▶ **The data**:
------
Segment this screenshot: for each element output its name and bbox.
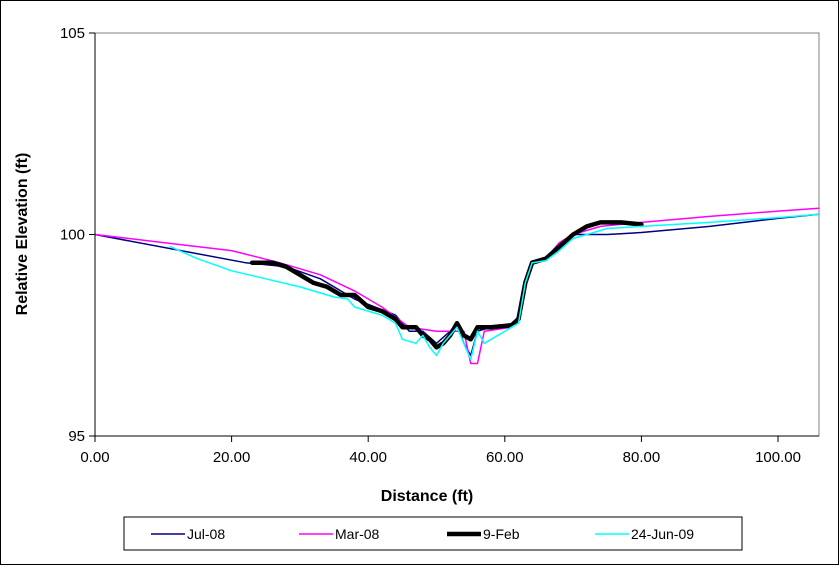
y-tick-label: 100 [60,227,85,244]
legend: Jul-08 Mar-08 9-Feb 24-Jun-09 [123,516,743,551]
y-axis-title: Relative Elevation (ft) [14,153,31,316]
series-lines [94,207,820,365]
legend-label: Jul-08 [187,526,225,542]
y-tick-label: 95 [68,428,85,445]
x-tick-label: 100.00 [755,449,801,466]
legend-label: 24-Jun-09 [631,526,694,542]
legend-label: Mar-08 [335,526,380,542]
legend-label: 9-Feb [483,526,520,542]
x-tick-label: 20.00 [213,449,251,466]
x-axis-title: Distance (ft) [381,488,473,505]
x-tick-label: 40.00 [349,449,387,466]
x-tick-label: 0.00 [80,449,109,466]
x-tick-label: 60.00 [486,449,524,466]
series-line-24-jun-09 [169,213,820,361]
y-tick-label: 105 [60,25,85,42]
y-axis-ticks: 95 100 105 [60,25,95,445]
plot-area [94,32,820,437]
series-line-mar-08 [94,207,820,365]
legend-box [123,516,743,551]
x-tick-label: 80.00 [623,449,661,466]
x-axis-ticks: 0.00 20.00 40.00 60.00 80.00 100.00 [80,436,801,466]
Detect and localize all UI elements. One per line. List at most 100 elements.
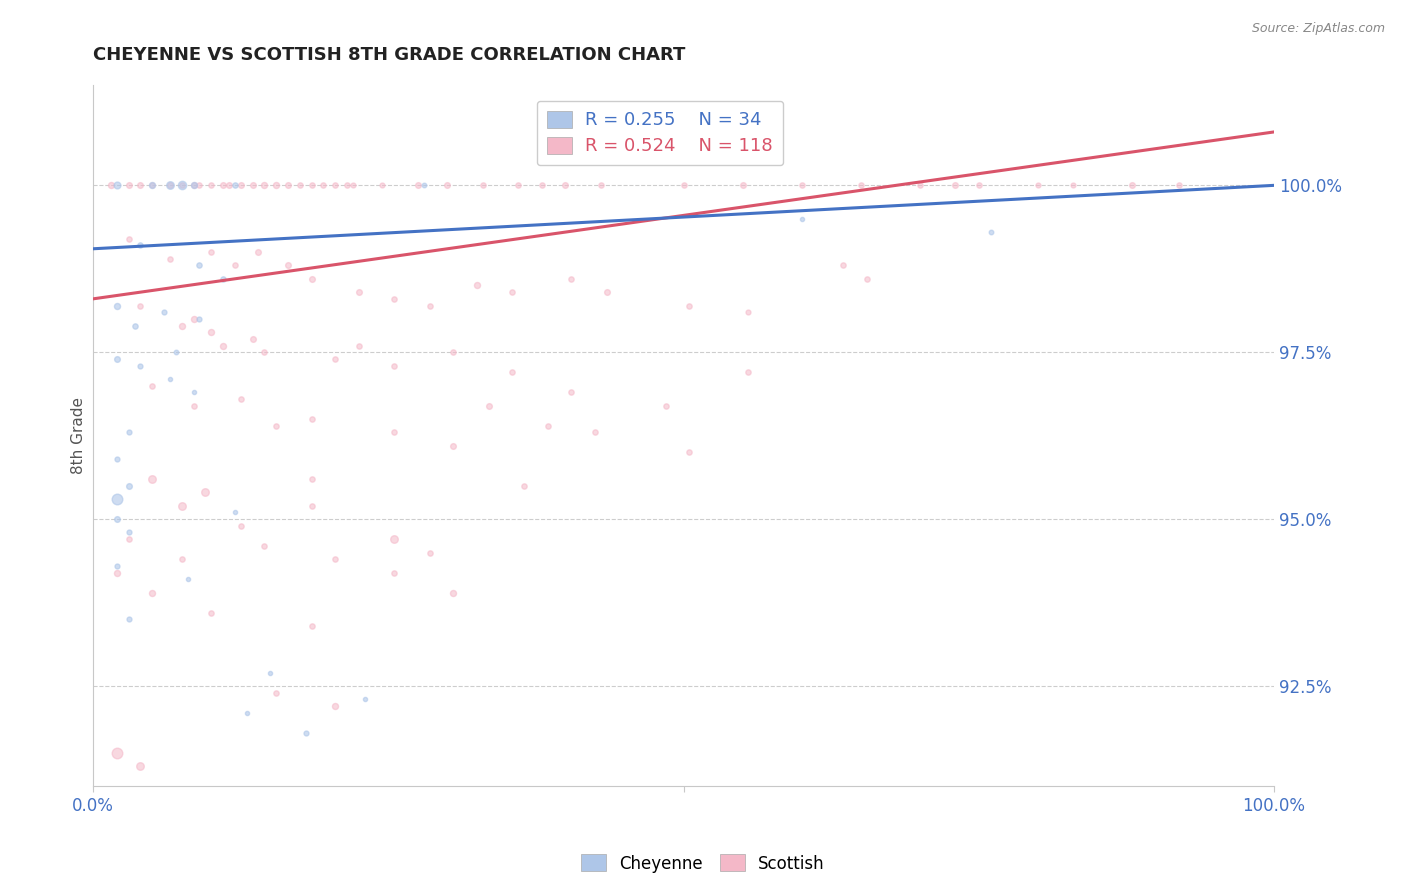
Point bbox=[412, 178, 434, 193]
Point bbox=[141, 178, 163, 193]
Point bbox=[242, 332, 264, 346]
Point bbox=[323, 178, 346, 193]
Text: CHEYENNE VS SCOTTISH 8TH GRADE CORRELATION CHART: CHEYENNE VS SCOTTISH 8TH GRADE CORRELATI… bbox=[93, 46, 686, 64]
Point bbox=[117, 479, 139, 493]
Point bbox=[105, 566, 128, 580]
Point bbox=[513, 479, 536, 493]
Point bbox=[1026, 178, 1049, 193]
Point bbox=[419, 545, 441, 559]
Point bbox=[141, 178, 163, 193]
Point bbox=[441, 439, 464, 453]
Point bbox=[141, 585, 163, 599]
Point bbox=[323, 351, 346, 366]
Point bbox=[353, 692, 375, 706]
Point bbox=[165, 345, 187, 359]
Point bbox=[301, 412, 323, 426]
Point bbox=[170, 552, 193, 566]
Point bbox=[224, 505, 246, 519]
Point bbox=[105, 178, 128, 193]
Point bbox=[967, 178, 990, 193]
Point bbox=[537, 418, 560, 433]
Point bbox=[596, 285, 619, 300]
Point bbox=[170, 499, 193, 513]
Point bbox=[183, 311, 205, 326]
Point bbox=[129, 759, 152, 773]
Point bbox=[277, 259, 299, 273]
Point bbox=[347, 338, 370, 352]
Point bbox=[560, 272, 582, 286]
Point bbox=[117, 425, 139, 440]
Point bbox=[560, 385, 582, 400]
Point bbox=[117, 232, 139, 246]
Point bbox=[129, 299, 152, 313]
Point bbox=[105, 492, 128, 507]
Point bbox=[117, 612, 139, 626]
Point bbox=[264, 686, 287, 700]
Point bbox=[288, 178, 311, 193]
Point bbox=[212, 178, 235, 193]
Point bbox=[471, 178, 494, 193]
Point bbox=[264, 178, 287, 193]
Point bbox=[105, 452, 128, 467]
Point bbox=[312, 178, 335, 193]
Point bbox=[129, 238, 152, 252]
Point bbox=[672, 178, 695, 193]
Point bbox=[508, 178, 530, 193]
Point bbox=[790, 211, 813, 226]
Point bbox=[229, 518, 252, 533]
Point bbox=[200, 178, 222, 193]
Point bbox=[212, 338, 235, 352]
Point bbox=[188, 259, 211, 273]
Point bbox=[183, 178, 205, 193]
Point bbox=[200, 606, 222, 620]
Point bbox=[301, 472, 323, 486]
Point bbox=[301, 272, 323, 286]
Point bbox=[855, 272, 877, 286]
Point bbox=[655, 399, 678, 413]
Point bbox=[441, 345, 464, 359]
Point bbox=[218, 178, 240, 193]
Point bbox=[832, 259, 855, 273]
Point bbox=[141, 378, 163, 392]
Point bbox=[159, 252, 181, 266]
Point bbox=[530, 178, 553, 193]
Point bbox=[336, 178, 359, 193]
Point bbox=[141, 472, 163, 486]
Point bbox=[301, 178, 323, 193]
Point bbox=[159, 178, 181, 193]
Point bbox=[419, 299, 441, 313]
Point bbox=[188, 178, 211, 193]
Point bbox=[382, 292, 405, 306]
Point bbox=[1062, 178, 1084, 193]
Point bbox=[406, 178, 429, 193]
Point bbox=[117, 178, 139, 193]
Point bbox=[200, 325, 222, 339]
Point bbox=[382, 425, 405, 440]
Point bbox=[235, 706, 257, 720]
Y-axis label: 8th Grade: 8th Grade bbox=[72, 397, 86, 475]
Point bbox=[224, 178, 246, 193]
Point bbox=[176, 572, 198, 586]
Point bbox=[247, 245, 270, 260]
Point bbox=[105, 299, 128, 313]
Point bbox=[382, 359, 405, 373]
Point bbox=[737, 365, 759, 379]
Point bbox=[323, 552, 346, 566]
Point bbox=[737, 305, 759, 319]
Point bbox=[1121, 178, 1143, 193]
Point bbox=[153, 305, 176, 319]
Point bbox=[501, 365, 523, 379]
Point bbox=[105, 512, 128, 526]
Point bbox=[259, 665, 281, 680]
Point bbox=[583, 425, 606, 440]
Point bbox=[129, 359, 152, 373]
Point bbox=[253, 539, 276, 553]
Point bbox=[253, 178, 276, 193]
Point bbox=[347, 285, 370, 300]
Point bbox=[188, 311, 211, 326]
Legend: R = 0.255    N = 34, R = 0.524    N = 118: R = 0.255 N = 34, R = 0.524 N = 118 bbox=[537, 101, 783, 165]
Point bbox=[323, 699, 346, 714]
Point bbox=[1168, 178, 1191, 193]
Point bbox=[436, 178, 458, 193]
Point bbox=[678, 445, 700, 459]
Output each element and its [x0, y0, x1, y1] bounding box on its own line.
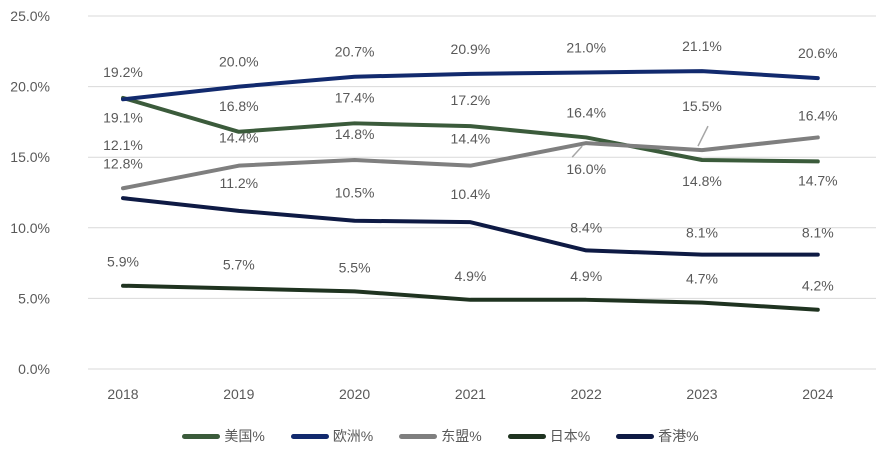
series-line [121, 95, 820, 164]
data-label: 14.4% [219, 130, 259, 146]
y-tick-label: 25.0% [10, 8, 50, 24]
data-label: 8.4% [570, 219, 602, 235]
data-label: 19.1% [103, 109, 143, 125]
data-label: 4.2% [802, 278, 834, 294]
y-tick-label: 0.0% [18, 361, 50, 377]
data-label: 4.9% [454, 268, 486, 284]
data-label: 17.2% [451, 92, 491, 108]
data-label: 12.8% [103, 155, 143, 171]
data-label: 12.1% [103, 137, 143, 153]
data-label: 16.4% [798, 107, 838, 123]
data-label: 4.7% [686, 271, 718, 287]
line-chart: 0.0% 5.0% 10.0% 15.0% 20.0% 25.0% 2018 2019 2020… [10, 8, 876, 402]
data-label: 10.4% [451, 186, 491, 202]
legend-swatch [399, 433, 438, 439]
y-tick-label: 15.0% [10, 149, 50, 165]
data-label: 20.9% [451, 41, 491, 57]
legend-swatch [507, 433, 546, 439]
legend: 美国% 欧洲% 东盟% 日本% 香港% [0, 426, 881, 446]
data-label: 5.7% [223, 257, 255, 273]
data-label: 5.5% [339, 259, 371, 275]
x-tick-label: 2024 [802, 386, 833, 402]
data-label: 20.7% [335, 44, 375, 60]
data-label: 10.5% [335, 185, 375, 201]
x-tick-label: 2023 [686, 386, 717, 402]
data-label: 16.0% [566, 161, 606, 177]
legend-swatch [182, 433, 221, 439]
y-tick-label: 5.0% [18, 290, 50, 306]
data-label: 15.5% [682, 98, 722, 114]
legend-label: 美国% [224, 428, 265, 444]
data-label: 4.9% [570, 268, 602, 284]
legend-item: 日本% [507, 426, 591, 446]
legend-label: 香港% [658, 428, 699, 444]
data-label: 21.1% [682, 38, 722, 54]
legend-swatch [290, 433, 329, 439]
data-label: 21.0% [566, 39, 606, 55]
data-label: 14.4% [451, 131, 491, 147]
data-label: 14.8% [335, 126, 375, 142]
data-label: 19.2% [103, 64, 143, 80]
leader-line [697, 125, 709, 147]
data-label: 17.4% [335, 89, 375, 105]
y-tick-label: 20.0% [10, 79, 50, 95]
data-label: 8.1% [802, 225, 834, 241]
data-label: 20.0% [219, 54, 259, 70]
y-tick-label: 10.0% [10, 220, 50, 236]
legend-item: 东盟% [399, 426, 482, 446]
x-tick-label: 2018 [107, 386, 138, 402]
series-line [121, 135, 820, 191]
x-tick-label: 2022 [571, 386, 602, 402]
legend-label: 欧洲% [332, 428, 374, 444]
data-label: 14.8% [682, 173, 722, 189]
legend-item: 美国% [182, 426, 265, 446]
legend-label: 日本% [549, 428, 591, 444]
series-line [121, 196, 820, 257]
data-label: 5.9% [107, 254, 139, 270]
leader-line [571, 145, 583, 158]
legend-swatch [616, 433, 655, 439]
legend-label: 东盟% [441, 428, 482, 444]
legend-item: 欧洲% [290, 426, 374, 446]
series-line [121, 69, 820, 102]
data-label: 11.2% [219, 175, 258, 191]
data-label: 16.4% [566, 104, 606, 120]
legend-item: 香港% [616, 426, 699, 446]
x-tick-label: 2020 [339, 386, 370, 402]
x-tick-label: 2021 [455, 386, 486, 402]
data-label: 16.8% [219, 98, 259, 114]
data-label: 20.6% [798, 45, 838, 61]
x-tick-label: 2019 [223, 386, 254, 402]
data-label: 14.7% [798, 172, 838, 188]
data-label: 8.1% [686, 225, 718, 241]
series-line [121, 283, 820, 312]
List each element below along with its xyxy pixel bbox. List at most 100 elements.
------
▶ **Required work**:
Starting at the line in the records above that contains "Point bbox=[412, 178, 434, 193]" and ending at the line that contains "Point bbox=[105, 566, 128, 580]", render those lines as a JSON list of strings with one string per line. Leave out any blank lines.

▶ **Correct output**:
[
  "Point bbox=[412, 178, 434, 193]",
  "Point bbox=[141, 178, 163, 193]",
  "Point bbox=[242, 332, 264, 346]",
  "Point bbox=[323, 178, 346, 193]",
  "Text: CHEYENNE VS SCOTTISH 8TH GRADE CORRELATION CHART: CHEYENNE VS SCOTTISH 8TH GRADE CORRELATI… bbox=[93, 46, 686, 64]",
  "Point bbox=[117, 479, 139, 493]",
  "Point bbox=[105, 566, 128, 580]"
]